Information supplied:
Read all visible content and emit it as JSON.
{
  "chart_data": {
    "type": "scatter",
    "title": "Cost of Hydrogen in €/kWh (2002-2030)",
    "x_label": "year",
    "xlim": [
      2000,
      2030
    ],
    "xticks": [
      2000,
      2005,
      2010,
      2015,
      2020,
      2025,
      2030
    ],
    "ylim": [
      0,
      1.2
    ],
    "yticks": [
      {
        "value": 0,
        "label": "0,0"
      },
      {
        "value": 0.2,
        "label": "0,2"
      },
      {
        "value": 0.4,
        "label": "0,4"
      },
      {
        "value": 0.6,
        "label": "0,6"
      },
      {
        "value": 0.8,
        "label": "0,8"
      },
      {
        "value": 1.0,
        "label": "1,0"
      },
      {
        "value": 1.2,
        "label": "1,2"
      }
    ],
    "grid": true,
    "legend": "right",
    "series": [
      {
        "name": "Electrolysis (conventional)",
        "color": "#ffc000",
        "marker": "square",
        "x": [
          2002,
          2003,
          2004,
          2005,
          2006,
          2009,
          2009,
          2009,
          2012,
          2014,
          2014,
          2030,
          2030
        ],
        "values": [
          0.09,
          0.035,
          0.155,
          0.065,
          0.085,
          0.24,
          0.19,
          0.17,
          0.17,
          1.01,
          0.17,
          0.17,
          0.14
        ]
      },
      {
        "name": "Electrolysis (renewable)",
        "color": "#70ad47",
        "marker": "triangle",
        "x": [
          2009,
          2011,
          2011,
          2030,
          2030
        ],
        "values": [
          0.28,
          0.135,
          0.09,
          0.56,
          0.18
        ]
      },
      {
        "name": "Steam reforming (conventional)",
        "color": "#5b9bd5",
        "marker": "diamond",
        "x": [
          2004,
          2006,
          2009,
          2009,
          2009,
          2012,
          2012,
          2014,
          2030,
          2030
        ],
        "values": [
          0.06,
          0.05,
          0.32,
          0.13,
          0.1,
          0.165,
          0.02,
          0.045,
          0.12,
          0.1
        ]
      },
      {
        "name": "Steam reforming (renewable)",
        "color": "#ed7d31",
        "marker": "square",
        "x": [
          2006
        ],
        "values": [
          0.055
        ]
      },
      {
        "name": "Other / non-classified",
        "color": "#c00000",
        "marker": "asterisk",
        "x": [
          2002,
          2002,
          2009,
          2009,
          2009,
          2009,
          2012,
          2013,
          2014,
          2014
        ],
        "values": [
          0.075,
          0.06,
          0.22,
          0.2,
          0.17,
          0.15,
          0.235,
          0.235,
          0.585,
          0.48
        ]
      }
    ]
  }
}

* * *

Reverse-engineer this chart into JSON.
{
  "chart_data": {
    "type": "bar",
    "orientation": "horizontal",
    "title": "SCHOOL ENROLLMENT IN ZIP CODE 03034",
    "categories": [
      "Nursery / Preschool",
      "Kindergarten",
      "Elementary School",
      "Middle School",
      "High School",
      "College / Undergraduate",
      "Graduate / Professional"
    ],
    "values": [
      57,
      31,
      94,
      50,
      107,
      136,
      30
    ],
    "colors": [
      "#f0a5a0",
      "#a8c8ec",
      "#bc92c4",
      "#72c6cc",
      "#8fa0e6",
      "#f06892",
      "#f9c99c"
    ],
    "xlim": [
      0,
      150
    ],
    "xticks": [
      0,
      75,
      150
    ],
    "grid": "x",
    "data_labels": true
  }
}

Instructions to follow: Show every line in the entries where the string "Steam" occurs.

Correct response:
        "name": "Steam reforming (conventional)",
        "name": "Steam reforming (renewable)",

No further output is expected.